[DIRECTIONS] Pull every line that holds the word "peak" from the entries.

Dataset listings of figures
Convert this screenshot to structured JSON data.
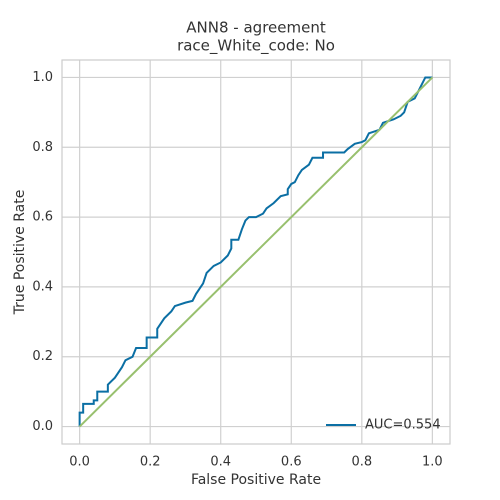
{
  "chart_data": {
    "type": "line",
    "title": [
      "ANN8 - agreement",
      "race_White_code: No"
    ],
    "xlabel": "False Positive Rate",
    "ylabel": "True Positive Rate",
    "xlim": [
      -0.05,
      1.05
    ],
    "ylim": [
      -0.05,
      1.05
    ],
    "xticks": [
      {
        "value": 0,
        "label": "0.0"
      },
      0.2,
      0.4,
      0.6,
      0.8,
      {
        "value": 1,
        "label": "1.0"
      }
    ],
    "yticks": [
      {
        "value": 0,
        "label": "0.0"
      },
      0.2,
      0.4,
      0.6,
      0.8,
      {
        "value": 1,
        "label": "1.0"
      }
    ],
    "grid": true,
    "legend": "lower right",
    "series": [
      {
        "name": "AUC=0.554",
        "color": "#0b6fa4",
        "x": [
          0,
          0,
          0.01,
          0.01,
          0.04,
          0.04,
          0.05,
          0.05,
          0.08,
          0.08,
          0.1,
          0.12,
          0.13,
          0.15,
          0.16,
          0.19,
          0.19,
          0.22,
          0.22,
          0.24,
          0.26,
          0.27,
          0.3,
          0.32,
          0.33,
          0.35,
          0.36,
          0.37,
          0.38,
          0.4,
          0.42,
          0.43,
          0.43,
          0.45,
          0.46,
          0.47,
          0.48,
          0.5,
          0.52,
          0.53,
          0.55,
          0.57,
          0.59,
          0.59,
          0.6,
          0.61,
          0.62,
          0.63,
          0.65,
          0.66,
          0.69,
          0.69,
          0.75,
          0.76,
          0.78,
          0.8,
          0.81,
          0.82,
          0.85,
          0.86,
          0.89,
          0.91,
          0.92,
          0.93,
          0.95,
          0.96,
          0.97,
          0.98,
          1.0
        ],
        "values": [
          0,
          0.04,
          0.04,
          0.065,
          0.065,
          0.075,
          0.075,
          0.1,
          0.1,
          0.12,
          0.14,
          0.17,
          0.19,
          0.2,
          0.225,
          0.225,
          0.255,
          0.255,
          0.28,
          0.31,
          0.33,
          0.345,
          0.355,
          0.36,
          0.38,
          0.41,
          0.44,
          0.45,
          0.46,
          0.47,
          0.49,
          0.51,
          0.535,
          0.535,
          0.565,
          0.59,
          0.6,
          0.6,
          0.61,
          0.625,
          0.64,
          0.66,
          0.665,
          0.68,
          0.695,
          0.7,
          0.72,
          0.735,
          0.75,
          0.77,
          0.77,
          0.785,
          0.785,
          0.795,
          0.81,
          0.815,
          0.82,
          0.84,
          0.85,
          0.87,
          0.88,
          0.89,
          0.9,
          0.93,
          0.94,
          0.96,
          0.98,
          1.0,
          1.0
        ]
      },
      {
        "color": "#98c06e",
        "x": [
          0,
          1
        ],
        "values": [
          0,
          1
        ]
      }
    ]
  }
}
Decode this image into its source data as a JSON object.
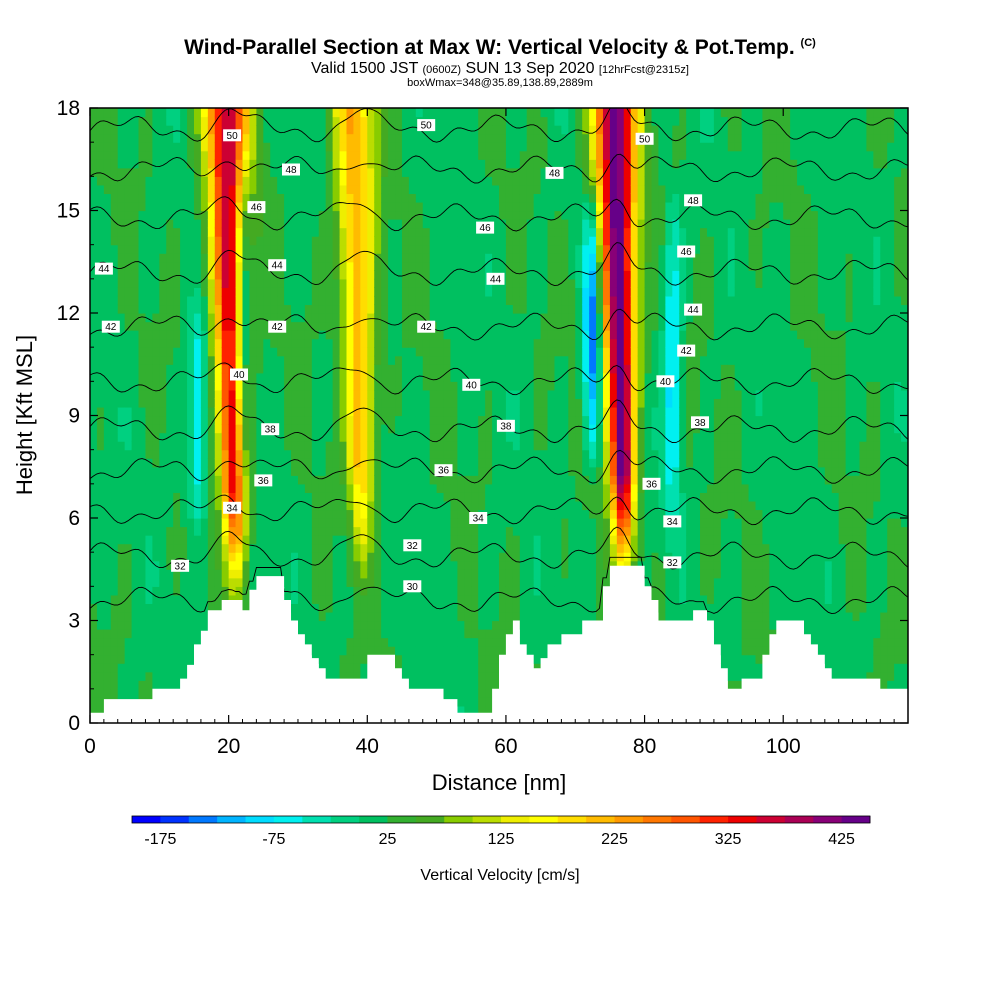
{
  "header": {
    "title": "Wind-Parallel Section at Max W: Vertical Velocity & Pot.Temp.",
    "title_corner": "(C)",
    "subtitle_a": "Valid 1500 JST",
    "subtitle_b": "(0600Z)",
    "subtitle_c": "SUN 13 Sep 2020",
    "subtitle_d": "[12hrFcst@2315z]",
    "subtitle2": "boxWmax=348@35.89,138.89,2889m"
  },
  "chart_data": {
    "type": "heatmap",
    "title": "Wind-Parallel Section at Max W: Vertical Velocity & Pot.Temp.",
    "xlabel": "Distance [nm]",
    "ylabel": "Height [Kft MSL]",
    "xlim": [
      0,
      118
    ],
    "ylim": [
      0,
      18
    ],
    "x_ticks": [
      0,
      20,
      40,
      60,
      80,
      100
    ],
    "y_ticks": [
      0,
      3,
      6,
      9,
      12,
      15,
      18
    ],
    "colorbar": {
      "title": "Vertical Velocity [cm/s]",
      "tick_labels": [
        "-175",
        "-75",
        "25",
        "125",
        "225",
        "325",
        "425"
      ],
      "boundaries": [
        -200,
        -175,
        -150,
        -125,
        -100,
        -75,
        -50,
        -25,
        0,
        25,
        50,
        75,
        100,
        125,
        150,
        175,
        200,
        225,
        250,
        275,
        300,
        325,
        350,
        375,
        400,
        425,
        450
      ],
      "colors": [
        "#0000ff",
        "#0032ff",
        "#0078ff",
        "#00b4ff",
        "#00dcff",
        "#00f0f0",
        "#00e0b0",
        "#00d080",
        "#00c060",
        "#33b030",
        "#44aa22",
        "#88cc00",
        "#bbdd00",
        "#eeee00",
        "#ffff00",
        "#ffdd00",
        "#ffbb00",
        "#ff9900",
        "#ff7700",
        "#ff5500",
        "#ff2200",
        "#ee0000",
        "#cc0033",
        "#aa0055",
        "#880077",
        "#660088"
      ]
    },
    "updrafts": [
      {
        "center_x": 20.5,
        "peak": 380,
        "base_height": 4.5,
        "top_height": 18
      },
      {
        "center_x": 38.8,
        "peak": 220,
        "base_height": 5.0,
        "top_height": 18
      },
      {
        "center_x": 76.5,
        "peak": 440,
        "base_height": 4.8,
        "top_height": 18
      }
    ],
    "downdrafts": [
      {
        "center_x": 22.0,
        "peak": -160,
        "base_height": 7,
        "top_height": 16
      },
      {
        "center_x": 15.5,
        "peak": -90,
        "base_height": 6,
        "top_height": 12
      },
      {
        "center_x": 72.5,
        "peak": -160,
        "base_height": 8,
        "top_height": 15
      },
      {
        "center_x": 84.0,
        "peak": -90,
        "base_height": 6,
        "top_height": 15
      }
    ],
    "terrain": [
      {
        "x": 0,
        "y": 0.3
      },
      {
        "x": 2,
        "y": 0.7
      },
      {
        "x": 8,
        "y": 0.7
      },
      {
        "x": 9,
        "y": 1.0
      },
      {
        "x": 12,
        "y": 1.0
      },
      {
        "x": 13,
        "y": 1.3
      },
      {
        "x": 14,
        "y": 1.7
      },
      {
        "x": 15,
        "y": 2.3
      },
      {
        "x": 16,
        "y": 2.7
      },
      {
        "x": 17,
        "y": 3.3
      },
      {
        "x": 19,
        "y": 3.6
      },
      {
        "x": 21,
        "y": 3.6
      },
      {
        "x": 22,
        "y": 3.3
      },
      {
        "x": 23,
        "y": 3.9
      },
      {
        "x": 24,
        "y": 4.3
      },
      {
        "x": 27,
        "y": 4.3
      },
      {
        "x": 28,
        "y": 3.6
      },
      {
        "x": 29,
        "y": 3.0
      },
      {
        "x": 30,
        "y": 2.6
      },
      {
        "x": 31,
        "y": 2.3
      },
      {
        "x": 32,
        "y": 1.9
      },
      {
        "x": 33,
        "y": 1.6
      },
      {
        "x": 34,
        "y": 1.3
      },
      {
        "x": 38,
        "y": 1.3
      },
      {
        "x": 40,
        "y": 2.0
      },
      {
        "x": 43,
        "y": 2.0
      },
      {
        "x": 44,
        "y": 1.6
      },
      {
        "x": 45,
        "y": 1.3
      },
      {
        "x": 46,
        "y": 1.0
      },
      {
        "x": 50,
        "y": 1.0
      },
      {
        "x": 51,
        "y": 0.7
      },
      {
        "x": 52,
        "y": 0.7
      },
      {
        "x": 53,
        "y": 0.3
      },
      {
        "x": 57,
        "y": 0.3
      },
      {
        "x": 58,
        "y": 1.0
      },
      {
        "x": 59,
        "y": 2.0
      },
      {
        "x": 60,
        "y": 2.6
      },
      {
        "x": 61,
        "y": 3.0
      },
      {
        "x": 62,
        "y": 2.3
      },
      {
        "x": 63,
        "y": 2.0
      },
      {
        "x": 64,
        "y": 1.6
      },
      {
        "x": 65,
        "y": 1.9
      },
      {
        "x": 66,
        "y": 2.3
      },
      {
        "x": 68,
        "y": 2.6
      },
      {
        "x": 70,
        "y": 2.6
      },
      {
        "x": 71,
        "y": 3.0
      },
      {
        "x": 73,
        "y": 3.0
      },
      {
        "x": 74,
        "y": 4.0
      },
      {
        "x": 75,
        "y": 4.6
      },
      {
        "x": 79,
        "y": 4.6
      },
      {
        "x": 80,
        "y": 4.0
      },
      {
        "x": 81,
        "y": 3.6
      },
      {
        "x": 82,
        "y": 3.0
      },
      {
        "x": 86,
        "y": 3.0
      },
      {
        "x": 87,
        "y": 3.3
      },
      {
        "x": 88,
        "y": 3.3
      },
      {
        "x": 89,
        "y": 3.0
      },
      {
        "x": 90,
        "y": 2.3
      },
      {
        "x": 91,
        "y": 1.6
      },
      {
        "x": 92,
        "y": 1.0
      },
      {
        "x": 94,
        "y": 1.3
      },
      {
        "x": 96,
        "y": 1.3
      },
      {
        "x": 97,
        "y": 2.0
      },
      {
        "x": 98,
        "y": 2.6
      },
      {
        "x": 99,
        "y": 3.0
      },
      {
        "x": 102,
        "y": 3.0
      },
      {
        "x": 103,
        "y": 2.6
      },
      {
        "x": 104,
        "y": 2.3
      },
      {
        "x": 105,
        "y": 2.0
      },
      {
        "x": 106,
        "y": 1.6
      },
      {
        "x": 107,
        "y": 1.3
      },
      {
        "x": 112,
        "y": 1.3
      },
      {
        "x": 114,
        "y": 1.0
      },
      {
        "x": 116,
        "y": 1.0
      },
      {
        "x": 118,
        "y": 1.0
      }
    ],
    "theta_contours": [
      {
        "value": 30,
        "height": 3.6
      },
      {
        "value": 32,
        "height": 4.9
      },
      {
        "value": 34,
        "height": 6.2
      },
      {
        "value": 36,
        "height": 7.4
      },
      {
        "value": 38,
        "height": 8.6
      },
      {
        "value": 40,
        "height": 10.0
      },
      {
        "value": 42,
        "height": 11.6
      },
      {
        "value": 44,
        "height": 13.2
      },
      {
        "value": 46,
        "height": 14.8
      },
      {
        "value": 48,
        "height": 16.2
      },
      {
        "value": 50,
        "height": 17.4
      }
    ],
    "contour_labels": [
      {
        "text": "50",
        "x": 20.5,
        "y": 17.2
      },
      {
        "text": "50",
        "x": 48.5,
        "y": 17.5
      },
      {
        "text": "50",
        "x": 80.0,
        "y": 17.1
      },
      {
        "text": "48",
        "x": 29.0,
        "y": 16.2
      },
      {
        "text": "48",
        "x": 67.0,
        "y": 16.1
      },
      {
        "text": "48",
        "x": 87.0,
        "y": 15.3
      },
      {
        "text": "46",
        "x": 24.0,
        "y": 15.1
      },
      {
        "text": "46",
        "x": 57.0,
        "y": 14.5
      },
      {
        "text": "46",
        "x": 86.0,
        "y": 13.8
      },
      {
        "text": "44",
        "x": 2.0,
        "y": 13.3
      },
      {
        "text": "44",
        "x": 27.0,
        "y": 13.4
      },
      {
        "text": "44",
        "x": 58.5,
        "y": 13.0
      },
      {
        "text": "44",
        "x": 87.0,
        "y": 12.1
      },
      {
        "text": "42",
        "x": 3.0,
        "y": 11.6
      },
      {
        "text": "42",
        "x": 27.0,
        "y": 11.6
      },
      {
        "text": "42",
        "x": 48.5,
        "y": 11.6
      },
      {
        "text": "42",
        "x": 86.0,
        "y": 10.9
      },
      {
        "text": "40",
        "x": 21.5,
        "y": 10.2
      },
      {
        "text": "40",
        "x": 55.0,
        "y": 9.9
      },
      {
        "text": "40",
        "x": 83.0,
        "y": 10.0
      },
      {
        "text": "38",
        "x": 26.0,
        "y": 8.6
      },
      {
        "text": "38",
        "x": 60.0,
        "y": 8.7
      },
      {
        "text": "38",
        "x": 88.0,
        "y": 8.8
      },
      {
        "text": "36",
        "x": 25.0,
        "y": 7.1
      },
      {
        "text": "36",
        "x": 51.0,
        "y": 7.4
      },
      {
        "text": "36",
        "x": 81.0,
        "y": 7.0
      },
      {
        "text": "34",
        "x": 20.5,
        "y": 6.3
      },
      {
        "text": "34",
        "x": 56.0,
        "y": 6.0
      },
      {
        "text": "34",
        "x": 84.0,
        "y": 5.9
      },
      {
        "text": "32",
        "x": 13.0,
        "y": 4.6
      },
      {
        "text": "32",
        "x": 46.5,
        "y": 5.2
      },
      {
        "text": "32",
        "x": 84.0,
        "y": 4.7
      },
      {
        "text": "30",
        "x": 46.5,
        "y": 4.0
      }
    ]
  }
}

[WRITTEN SOLUTION]
        "peak": 380,
        "peak": 220,
        "peak": 440,
        "peak": -160,
        "peak": -90,
        "peak": -160,
        "peak": -90,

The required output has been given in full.